**REQUIRED TASK:** Filter for the word "wakil" and keep each matching line.

**ENTRIES PROVIDED:**
— begin —
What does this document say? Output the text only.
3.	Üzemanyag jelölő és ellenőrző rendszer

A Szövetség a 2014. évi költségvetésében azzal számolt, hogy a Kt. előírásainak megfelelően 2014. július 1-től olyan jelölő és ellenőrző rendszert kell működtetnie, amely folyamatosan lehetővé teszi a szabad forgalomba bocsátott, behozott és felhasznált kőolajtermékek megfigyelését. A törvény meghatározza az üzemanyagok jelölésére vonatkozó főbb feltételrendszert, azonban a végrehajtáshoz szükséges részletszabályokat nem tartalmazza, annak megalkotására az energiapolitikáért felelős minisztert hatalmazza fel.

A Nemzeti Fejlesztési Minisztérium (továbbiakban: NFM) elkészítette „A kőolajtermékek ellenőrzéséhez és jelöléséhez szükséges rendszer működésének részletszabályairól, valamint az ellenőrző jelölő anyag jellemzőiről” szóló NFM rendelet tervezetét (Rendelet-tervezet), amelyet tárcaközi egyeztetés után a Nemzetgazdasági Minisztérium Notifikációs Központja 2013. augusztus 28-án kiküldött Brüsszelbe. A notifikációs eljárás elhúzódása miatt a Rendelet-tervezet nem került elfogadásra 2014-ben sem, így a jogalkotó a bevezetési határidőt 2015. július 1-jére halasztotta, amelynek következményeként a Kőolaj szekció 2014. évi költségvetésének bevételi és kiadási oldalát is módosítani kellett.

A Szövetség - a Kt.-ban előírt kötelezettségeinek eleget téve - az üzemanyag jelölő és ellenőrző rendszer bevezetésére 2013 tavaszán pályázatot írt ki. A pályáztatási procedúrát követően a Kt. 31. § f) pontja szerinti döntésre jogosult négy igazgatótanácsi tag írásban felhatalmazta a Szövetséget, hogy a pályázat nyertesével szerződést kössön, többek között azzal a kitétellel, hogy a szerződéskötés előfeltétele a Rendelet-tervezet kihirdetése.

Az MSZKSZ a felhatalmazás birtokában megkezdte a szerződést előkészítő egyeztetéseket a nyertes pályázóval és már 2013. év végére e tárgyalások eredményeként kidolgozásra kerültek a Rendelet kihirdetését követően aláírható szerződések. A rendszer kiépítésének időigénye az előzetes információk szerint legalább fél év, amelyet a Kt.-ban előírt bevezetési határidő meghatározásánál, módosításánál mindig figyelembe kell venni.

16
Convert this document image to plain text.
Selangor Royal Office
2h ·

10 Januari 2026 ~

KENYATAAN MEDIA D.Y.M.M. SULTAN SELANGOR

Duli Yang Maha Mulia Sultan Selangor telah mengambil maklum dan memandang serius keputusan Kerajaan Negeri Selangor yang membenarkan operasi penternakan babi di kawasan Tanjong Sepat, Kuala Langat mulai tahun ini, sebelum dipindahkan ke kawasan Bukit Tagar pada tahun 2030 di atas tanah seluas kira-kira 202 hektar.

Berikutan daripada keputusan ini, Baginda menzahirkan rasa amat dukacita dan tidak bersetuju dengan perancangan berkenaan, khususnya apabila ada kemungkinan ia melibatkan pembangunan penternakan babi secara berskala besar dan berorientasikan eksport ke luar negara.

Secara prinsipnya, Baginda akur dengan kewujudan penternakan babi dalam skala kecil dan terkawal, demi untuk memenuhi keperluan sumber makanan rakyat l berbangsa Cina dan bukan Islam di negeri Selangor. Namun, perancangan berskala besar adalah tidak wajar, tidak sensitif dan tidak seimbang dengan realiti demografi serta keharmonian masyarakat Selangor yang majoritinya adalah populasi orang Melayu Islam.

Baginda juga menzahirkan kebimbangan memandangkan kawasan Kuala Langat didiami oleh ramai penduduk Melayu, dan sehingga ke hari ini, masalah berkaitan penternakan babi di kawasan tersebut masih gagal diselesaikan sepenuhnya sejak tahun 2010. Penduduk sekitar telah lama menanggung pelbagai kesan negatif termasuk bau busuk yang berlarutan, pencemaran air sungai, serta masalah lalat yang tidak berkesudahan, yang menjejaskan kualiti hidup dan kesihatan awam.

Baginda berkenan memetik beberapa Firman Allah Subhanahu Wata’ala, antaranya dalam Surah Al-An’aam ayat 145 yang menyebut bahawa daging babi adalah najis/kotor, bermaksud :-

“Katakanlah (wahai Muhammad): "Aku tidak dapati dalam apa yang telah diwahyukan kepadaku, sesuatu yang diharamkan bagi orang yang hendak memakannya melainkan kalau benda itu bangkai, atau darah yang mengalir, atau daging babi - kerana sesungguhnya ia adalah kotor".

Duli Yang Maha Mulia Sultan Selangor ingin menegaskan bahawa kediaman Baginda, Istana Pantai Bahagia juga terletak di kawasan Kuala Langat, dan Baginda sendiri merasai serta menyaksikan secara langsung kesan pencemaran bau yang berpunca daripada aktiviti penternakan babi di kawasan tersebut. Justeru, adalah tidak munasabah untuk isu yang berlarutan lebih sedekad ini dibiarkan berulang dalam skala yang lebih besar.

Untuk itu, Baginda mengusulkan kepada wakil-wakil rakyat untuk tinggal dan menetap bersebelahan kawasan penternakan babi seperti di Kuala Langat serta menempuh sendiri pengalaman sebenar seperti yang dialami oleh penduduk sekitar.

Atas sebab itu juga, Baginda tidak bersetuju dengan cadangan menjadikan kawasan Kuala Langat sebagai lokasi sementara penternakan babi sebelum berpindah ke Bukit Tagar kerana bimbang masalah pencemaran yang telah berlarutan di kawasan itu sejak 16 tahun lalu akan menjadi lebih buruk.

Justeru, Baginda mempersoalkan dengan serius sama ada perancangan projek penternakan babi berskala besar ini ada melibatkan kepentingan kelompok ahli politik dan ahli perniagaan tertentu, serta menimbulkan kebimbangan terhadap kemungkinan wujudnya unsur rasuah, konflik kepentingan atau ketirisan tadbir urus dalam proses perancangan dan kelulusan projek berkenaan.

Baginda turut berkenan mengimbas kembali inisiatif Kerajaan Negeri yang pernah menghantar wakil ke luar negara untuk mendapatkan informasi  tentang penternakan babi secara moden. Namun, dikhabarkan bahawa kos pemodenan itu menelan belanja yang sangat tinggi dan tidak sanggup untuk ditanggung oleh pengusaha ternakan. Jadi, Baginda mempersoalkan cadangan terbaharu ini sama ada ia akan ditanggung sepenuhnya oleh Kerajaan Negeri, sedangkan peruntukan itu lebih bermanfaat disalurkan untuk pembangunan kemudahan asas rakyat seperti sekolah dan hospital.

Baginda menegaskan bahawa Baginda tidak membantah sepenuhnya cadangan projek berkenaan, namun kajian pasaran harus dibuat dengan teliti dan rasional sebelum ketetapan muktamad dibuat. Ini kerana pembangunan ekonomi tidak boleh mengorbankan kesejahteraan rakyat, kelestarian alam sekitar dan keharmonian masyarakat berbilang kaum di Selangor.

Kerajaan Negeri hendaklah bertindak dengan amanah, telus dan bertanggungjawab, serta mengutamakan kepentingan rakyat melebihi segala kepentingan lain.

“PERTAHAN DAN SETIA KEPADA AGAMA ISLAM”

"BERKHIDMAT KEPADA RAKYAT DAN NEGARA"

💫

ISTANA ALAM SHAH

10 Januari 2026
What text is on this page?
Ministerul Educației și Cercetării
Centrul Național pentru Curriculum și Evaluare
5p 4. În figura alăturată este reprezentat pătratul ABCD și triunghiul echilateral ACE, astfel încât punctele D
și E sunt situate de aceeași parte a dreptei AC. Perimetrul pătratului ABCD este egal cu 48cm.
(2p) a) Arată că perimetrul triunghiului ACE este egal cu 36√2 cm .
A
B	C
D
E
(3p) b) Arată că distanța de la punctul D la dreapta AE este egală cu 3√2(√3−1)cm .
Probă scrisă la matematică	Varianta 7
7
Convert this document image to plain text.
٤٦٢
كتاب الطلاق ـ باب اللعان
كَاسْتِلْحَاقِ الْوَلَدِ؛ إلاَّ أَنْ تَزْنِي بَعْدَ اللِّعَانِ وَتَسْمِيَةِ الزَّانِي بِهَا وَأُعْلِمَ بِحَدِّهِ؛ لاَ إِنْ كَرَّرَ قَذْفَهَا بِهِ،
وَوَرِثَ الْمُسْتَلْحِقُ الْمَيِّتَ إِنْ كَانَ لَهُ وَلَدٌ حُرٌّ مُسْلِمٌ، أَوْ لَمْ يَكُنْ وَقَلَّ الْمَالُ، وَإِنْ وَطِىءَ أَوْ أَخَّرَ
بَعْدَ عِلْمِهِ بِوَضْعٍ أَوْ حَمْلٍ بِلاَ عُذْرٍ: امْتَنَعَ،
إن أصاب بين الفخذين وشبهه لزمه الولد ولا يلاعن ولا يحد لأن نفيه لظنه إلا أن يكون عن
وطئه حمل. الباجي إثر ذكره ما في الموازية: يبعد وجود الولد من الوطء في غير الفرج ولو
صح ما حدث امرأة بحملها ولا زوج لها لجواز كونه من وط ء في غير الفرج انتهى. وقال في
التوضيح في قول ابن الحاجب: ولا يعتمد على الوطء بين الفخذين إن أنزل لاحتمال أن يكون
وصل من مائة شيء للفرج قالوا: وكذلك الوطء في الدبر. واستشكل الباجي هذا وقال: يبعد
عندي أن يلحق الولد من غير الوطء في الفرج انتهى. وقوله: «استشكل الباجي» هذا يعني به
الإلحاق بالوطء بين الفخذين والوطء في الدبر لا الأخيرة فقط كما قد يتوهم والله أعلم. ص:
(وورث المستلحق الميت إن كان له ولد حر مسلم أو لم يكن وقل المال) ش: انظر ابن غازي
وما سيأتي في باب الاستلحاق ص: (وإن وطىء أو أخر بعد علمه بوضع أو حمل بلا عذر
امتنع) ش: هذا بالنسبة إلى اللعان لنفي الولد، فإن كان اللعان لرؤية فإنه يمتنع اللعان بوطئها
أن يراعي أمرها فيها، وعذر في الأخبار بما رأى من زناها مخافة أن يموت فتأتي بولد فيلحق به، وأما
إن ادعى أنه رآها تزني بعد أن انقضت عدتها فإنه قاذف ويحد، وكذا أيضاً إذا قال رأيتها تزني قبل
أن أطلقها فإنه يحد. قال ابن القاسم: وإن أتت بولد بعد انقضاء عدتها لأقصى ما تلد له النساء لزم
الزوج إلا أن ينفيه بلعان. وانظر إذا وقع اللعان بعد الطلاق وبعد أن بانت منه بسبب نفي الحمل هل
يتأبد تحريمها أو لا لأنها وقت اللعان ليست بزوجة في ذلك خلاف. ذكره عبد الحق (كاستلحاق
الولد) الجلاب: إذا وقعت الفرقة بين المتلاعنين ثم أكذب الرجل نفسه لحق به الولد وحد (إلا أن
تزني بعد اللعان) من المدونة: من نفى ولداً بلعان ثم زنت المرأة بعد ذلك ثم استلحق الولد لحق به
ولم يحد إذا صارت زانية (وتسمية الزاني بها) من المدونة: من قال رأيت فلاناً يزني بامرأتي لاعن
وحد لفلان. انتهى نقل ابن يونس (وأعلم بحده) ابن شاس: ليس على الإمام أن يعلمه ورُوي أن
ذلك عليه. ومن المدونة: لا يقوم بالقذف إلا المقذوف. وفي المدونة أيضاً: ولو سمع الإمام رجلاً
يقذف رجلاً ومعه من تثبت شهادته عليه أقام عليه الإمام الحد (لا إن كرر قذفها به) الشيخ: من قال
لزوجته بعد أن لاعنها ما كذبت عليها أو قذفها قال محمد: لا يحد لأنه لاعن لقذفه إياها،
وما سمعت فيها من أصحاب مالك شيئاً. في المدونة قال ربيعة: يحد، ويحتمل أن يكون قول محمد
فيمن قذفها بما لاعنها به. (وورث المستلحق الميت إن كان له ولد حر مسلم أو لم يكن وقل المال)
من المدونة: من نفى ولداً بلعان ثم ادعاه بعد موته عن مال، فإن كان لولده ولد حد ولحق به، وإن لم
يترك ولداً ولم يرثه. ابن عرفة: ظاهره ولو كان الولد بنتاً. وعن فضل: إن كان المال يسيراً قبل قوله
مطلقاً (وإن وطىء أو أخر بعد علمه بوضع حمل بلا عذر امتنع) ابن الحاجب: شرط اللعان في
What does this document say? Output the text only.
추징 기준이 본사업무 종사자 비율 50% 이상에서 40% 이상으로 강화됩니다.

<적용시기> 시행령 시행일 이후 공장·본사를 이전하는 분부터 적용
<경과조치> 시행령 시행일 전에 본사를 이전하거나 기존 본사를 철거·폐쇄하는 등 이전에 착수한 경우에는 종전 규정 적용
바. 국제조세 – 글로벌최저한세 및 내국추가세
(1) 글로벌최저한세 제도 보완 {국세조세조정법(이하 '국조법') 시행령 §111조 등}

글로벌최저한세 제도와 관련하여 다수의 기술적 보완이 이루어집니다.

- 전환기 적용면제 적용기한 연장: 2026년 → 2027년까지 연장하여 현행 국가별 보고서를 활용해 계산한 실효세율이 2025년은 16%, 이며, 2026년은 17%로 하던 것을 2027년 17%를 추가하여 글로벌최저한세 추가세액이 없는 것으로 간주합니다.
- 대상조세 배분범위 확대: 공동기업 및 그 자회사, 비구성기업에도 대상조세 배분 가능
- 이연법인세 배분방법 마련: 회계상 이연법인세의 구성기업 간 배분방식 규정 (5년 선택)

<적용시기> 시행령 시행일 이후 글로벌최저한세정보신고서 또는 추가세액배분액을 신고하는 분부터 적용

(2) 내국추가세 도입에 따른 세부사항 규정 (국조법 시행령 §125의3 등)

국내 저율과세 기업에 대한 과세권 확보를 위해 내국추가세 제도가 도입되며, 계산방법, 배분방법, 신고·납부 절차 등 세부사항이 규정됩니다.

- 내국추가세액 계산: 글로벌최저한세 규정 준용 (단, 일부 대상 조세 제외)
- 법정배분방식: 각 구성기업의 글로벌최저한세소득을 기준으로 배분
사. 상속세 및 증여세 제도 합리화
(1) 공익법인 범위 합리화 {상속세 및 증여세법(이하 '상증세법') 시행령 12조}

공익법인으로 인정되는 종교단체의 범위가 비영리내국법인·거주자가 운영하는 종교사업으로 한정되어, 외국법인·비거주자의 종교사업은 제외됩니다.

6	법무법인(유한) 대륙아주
— end —
**RESULT OF THIS EXERCISE:**
Untuk itu, Baginda mengusulkan kepada wakil-wakil rakyat untuk tinggal dan menetap bersebelahan kawasan penternakan babi seperti di Kuala Langat serta menempuh sendiri pengalaman sebenar seperti yang dialami oleh penduduk sekitar.
Baginda turut berkenan mengimbas kembali inisiatif Kerajaan Negeri yang pernah menghantar wakil ke luar negara untuk mendapatkan informasi  tentang penternakan babi secara moden. Namun, dikhabarkan bahawa kos pemodenan itu menelan belanja yang sangat tinggi dan tidak sanggup untuk ditanggung oleh pengusaha ternakan. Jadi, Baginda mempersoalkan cadangan terbaharu ini sama ada ia akan ditanggung sepenuhnya oleh Kerajaan Negeri, sedangkan peruntukan itu lebih bermanfaat disalurkan untuk pembangunan kemudahan asas rakyat seperti sekolah dan hospital.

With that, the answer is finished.